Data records
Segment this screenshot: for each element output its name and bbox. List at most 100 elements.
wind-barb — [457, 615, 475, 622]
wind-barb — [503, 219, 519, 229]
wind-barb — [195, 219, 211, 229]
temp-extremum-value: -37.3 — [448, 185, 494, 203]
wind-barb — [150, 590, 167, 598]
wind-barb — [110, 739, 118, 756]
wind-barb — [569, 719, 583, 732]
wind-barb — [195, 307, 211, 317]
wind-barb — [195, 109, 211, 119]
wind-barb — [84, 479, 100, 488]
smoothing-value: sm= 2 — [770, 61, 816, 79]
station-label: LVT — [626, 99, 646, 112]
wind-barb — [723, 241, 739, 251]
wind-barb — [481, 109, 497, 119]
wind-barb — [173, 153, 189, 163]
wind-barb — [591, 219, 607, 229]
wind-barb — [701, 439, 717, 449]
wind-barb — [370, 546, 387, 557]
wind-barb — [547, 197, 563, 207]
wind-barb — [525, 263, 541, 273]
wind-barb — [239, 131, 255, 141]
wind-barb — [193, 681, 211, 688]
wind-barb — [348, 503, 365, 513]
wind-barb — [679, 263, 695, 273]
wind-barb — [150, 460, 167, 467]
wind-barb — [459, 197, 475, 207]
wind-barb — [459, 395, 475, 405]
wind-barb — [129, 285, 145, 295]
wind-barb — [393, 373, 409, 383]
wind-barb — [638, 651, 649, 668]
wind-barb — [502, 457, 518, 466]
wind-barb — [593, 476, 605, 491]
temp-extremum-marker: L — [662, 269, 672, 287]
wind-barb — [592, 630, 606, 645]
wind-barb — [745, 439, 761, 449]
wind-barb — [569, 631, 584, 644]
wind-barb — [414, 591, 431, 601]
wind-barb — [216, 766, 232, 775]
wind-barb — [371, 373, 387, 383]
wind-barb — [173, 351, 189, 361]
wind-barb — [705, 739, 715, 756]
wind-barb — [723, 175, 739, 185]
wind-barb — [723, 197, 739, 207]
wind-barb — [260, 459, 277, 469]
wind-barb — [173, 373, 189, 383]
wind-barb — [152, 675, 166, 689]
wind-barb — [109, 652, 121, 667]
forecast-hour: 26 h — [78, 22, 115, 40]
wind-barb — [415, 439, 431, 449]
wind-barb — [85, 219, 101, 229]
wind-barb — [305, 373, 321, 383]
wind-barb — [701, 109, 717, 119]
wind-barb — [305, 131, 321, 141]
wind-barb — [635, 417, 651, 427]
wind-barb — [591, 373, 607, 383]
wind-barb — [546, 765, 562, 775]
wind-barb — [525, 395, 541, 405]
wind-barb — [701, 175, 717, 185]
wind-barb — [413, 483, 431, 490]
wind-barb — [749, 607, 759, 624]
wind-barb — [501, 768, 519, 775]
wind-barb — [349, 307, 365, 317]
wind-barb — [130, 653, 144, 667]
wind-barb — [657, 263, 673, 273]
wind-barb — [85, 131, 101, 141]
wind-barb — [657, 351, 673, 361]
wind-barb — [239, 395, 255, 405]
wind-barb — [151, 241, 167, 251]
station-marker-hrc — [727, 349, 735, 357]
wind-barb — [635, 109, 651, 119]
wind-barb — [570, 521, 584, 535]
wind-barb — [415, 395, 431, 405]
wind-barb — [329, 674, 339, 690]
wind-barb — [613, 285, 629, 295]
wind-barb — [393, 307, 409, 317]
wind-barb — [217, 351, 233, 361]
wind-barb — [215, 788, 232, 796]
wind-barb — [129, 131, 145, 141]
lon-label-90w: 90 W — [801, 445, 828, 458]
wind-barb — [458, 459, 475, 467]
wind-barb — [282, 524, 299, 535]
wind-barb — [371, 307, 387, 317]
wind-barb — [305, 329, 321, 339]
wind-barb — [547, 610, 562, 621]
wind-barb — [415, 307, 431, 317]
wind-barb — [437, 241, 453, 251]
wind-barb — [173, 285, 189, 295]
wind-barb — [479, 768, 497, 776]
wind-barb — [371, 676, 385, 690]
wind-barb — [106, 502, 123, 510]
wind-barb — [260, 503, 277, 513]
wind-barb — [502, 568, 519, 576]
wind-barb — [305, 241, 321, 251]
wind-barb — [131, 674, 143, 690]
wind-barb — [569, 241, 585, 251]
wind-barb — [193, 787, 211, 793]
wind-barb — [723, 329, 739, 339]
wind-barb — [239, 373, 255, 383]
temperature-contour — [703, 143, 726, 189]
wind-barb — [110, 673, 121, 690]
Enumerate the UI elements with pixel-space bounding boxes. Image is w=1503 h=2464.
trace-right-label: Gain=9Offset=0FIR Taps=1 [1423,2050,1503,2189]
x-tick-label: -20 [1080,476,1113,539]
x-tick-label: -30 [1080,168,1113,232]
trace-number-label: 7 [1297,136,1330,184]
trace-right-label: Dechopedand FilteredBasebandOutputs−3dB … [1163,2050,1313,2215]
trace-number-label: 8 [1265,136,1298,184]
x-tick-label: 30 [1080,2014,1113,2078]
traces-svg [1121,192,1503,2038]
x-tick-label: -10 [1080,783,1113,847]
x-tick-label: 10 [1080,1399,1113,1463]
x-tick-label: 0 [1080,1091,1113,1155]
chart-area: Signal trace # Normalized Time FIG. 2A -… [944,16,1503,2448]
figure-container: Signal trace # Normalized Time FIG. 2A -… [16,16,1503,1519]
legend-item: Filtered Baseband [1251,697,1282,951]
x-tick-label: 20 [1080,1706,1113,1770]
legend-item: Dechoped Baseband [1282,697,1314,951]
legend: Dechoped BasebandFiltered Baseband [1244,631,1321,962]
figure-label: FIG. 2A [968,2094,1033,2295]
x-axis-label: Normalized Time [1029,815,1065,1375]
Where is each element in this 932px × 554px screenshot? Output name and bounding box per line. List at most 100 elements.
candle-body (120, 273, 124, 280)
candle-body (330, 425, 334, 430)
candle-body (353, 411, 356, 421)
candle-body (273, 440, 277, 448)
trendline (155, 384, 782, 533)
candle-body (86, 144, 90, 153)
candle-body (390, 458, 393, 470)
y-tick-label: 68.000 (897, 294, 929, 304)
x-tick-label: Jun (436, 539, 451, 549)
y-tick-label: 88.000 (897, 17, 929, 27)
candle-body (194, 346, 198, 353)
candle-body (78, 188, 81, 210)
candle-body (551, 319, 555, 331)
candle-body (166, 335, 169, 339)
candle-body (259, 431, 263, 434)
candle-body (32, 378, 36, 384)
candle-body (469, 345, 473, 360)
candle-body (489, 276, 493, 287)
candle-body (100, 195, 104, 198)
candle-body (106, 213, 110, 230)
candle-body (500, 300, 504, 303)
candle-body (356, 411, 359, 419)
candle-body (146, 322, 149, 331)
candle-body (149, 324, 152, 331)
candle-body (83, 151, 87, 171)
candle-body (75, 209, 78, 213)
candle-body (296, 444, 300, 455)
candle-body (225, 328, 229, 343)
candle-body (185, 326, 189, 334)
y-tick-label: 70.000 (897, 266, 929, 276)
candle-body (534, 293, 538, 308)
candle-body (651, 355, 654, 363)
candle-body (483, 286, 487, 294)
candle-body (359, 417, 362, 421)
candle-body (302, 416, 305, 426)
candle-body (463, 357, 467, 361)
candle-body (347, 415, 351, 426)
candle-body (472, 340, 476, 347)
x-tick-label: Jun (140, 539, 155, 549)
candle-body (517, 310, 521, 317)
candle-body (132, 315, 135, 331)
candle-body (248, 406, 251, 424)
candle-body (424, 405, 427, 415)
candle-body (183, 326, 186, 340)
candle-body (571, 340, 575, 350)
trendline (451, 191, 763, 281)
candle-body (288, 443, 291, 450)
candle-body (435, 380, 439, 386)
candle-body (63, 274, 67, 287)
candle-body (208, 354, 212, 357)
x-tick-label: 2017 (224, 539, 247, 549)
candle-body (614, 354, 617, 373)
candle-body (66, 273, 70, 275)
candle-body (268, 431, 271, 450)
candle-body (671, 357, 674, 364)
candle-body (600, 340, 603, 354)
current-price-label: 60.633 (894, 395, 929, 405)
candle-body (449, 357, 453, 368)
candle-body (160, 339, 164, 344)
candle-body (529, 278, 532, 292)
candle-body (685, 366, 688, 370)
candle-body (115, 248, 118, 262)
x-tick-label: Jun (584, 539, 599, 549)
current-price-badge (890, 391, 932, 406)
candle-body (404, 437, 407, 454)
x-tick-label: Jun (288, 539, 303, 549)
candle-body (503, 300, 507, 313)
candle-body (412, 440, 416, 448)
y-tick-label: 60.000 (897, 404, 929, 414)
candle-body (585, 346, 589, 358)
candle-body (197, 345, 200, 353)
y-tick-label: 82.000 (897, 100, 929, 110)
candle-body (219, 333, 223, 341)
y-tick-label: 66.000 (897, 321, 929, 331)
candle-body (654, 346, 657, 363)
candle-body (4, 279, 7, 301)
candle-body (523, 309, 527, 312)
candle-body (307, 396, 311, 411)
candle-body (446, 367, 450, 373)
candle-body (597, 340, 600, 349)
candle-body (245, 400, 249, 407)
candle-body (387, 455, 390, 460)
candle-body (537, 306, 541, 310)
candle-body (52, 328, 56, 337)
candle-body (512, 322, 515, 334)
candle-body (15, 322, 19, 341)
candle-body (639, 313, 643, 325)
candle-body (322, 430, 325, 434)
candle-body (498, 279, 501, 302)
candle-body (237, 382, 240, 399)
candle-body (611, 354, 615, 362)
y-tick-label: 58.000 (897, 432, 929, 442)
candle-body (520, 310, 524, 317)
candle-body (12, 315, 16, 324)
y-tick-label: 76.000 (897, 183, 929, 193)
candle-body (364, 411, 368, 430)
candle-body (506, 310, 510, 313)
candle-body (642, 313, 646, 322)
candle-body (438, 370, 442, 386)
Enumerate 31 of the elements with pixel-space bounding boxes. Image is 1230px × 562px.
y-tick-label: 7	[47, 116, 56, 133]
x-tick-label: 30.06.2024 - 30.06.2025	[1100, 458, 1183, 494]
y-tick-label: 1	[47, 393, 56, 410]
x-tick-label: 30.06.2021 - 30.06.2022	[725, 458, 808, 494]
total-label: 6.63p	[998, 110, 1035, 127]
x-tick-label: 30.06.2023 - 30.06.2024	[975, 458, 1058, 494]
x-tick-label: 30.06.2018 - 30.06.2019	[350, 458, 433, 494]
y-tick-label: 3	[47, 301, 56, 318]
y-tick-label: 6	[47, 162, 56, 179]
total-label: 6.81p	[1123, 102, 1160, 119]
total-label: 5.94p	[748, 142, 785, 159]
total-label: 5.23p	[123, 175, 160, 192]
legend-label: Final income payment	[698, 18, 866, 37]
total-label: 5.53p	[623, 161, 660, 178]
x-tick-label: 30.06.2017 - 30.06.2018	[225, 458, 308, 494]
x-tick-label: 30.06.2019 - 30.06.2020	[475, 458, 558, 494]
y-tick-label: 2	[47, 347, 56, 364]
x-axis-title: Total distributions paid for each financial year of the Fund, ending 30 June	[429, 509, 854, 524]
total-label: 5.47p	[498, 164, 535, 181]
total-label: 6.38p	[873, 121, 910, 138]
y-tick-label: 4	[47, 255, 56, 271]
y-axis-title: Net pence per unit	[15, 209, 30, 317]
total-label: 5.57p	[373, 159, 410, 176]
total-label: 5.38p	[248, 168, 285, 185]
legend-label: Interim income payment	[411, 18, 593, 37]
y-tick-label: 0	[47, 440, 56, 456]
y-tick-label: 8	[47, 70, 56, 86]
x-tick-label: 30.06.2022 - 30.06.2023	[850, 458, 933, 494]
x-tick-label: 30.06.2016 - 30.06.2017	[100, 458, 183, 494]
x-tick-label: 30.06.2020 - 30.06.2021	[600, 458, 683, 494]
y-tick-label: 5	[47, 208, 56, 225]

**What to do**.
Please rewrite the material from its first line through the line containing "wind-barb — [591, 219, 607, 229]", changing "station-label" to "station-name" and leaving everything else as it is.

**Task response**.
Segment this screenshot: for each element output its name and bbox. List at most 100 elements.
wind-barb — [457, 615, 475, 622]
wind-barb — [503, 219, 519, 229]
wind-barb — [195, 219, 211, 229]
temp-extremum-value: -37.3 — [448, 185, 494, 203]
wind-barb — [150, 590, 167, 598]
wind-barb — [110, 739, 118, 756]
wind-barb — [569, 719, 583, 732]
wind-barb — [195, 307, 211, 317]
wind-barb — [195, 109, 211, 119]
wind-barb — [84, 479, 100, 488]
smoothing-value: sm= 2 — [770, 61, 816, 79]
station-name: LVT — [626, 99, 646, 112]
wind-barb — [723, 241, 739, 251]
wind-barb — [481, 109, 497, 119]
wind-barb — [173, 153, 189, 163]
wind-barb — [591, 219, 607, 229]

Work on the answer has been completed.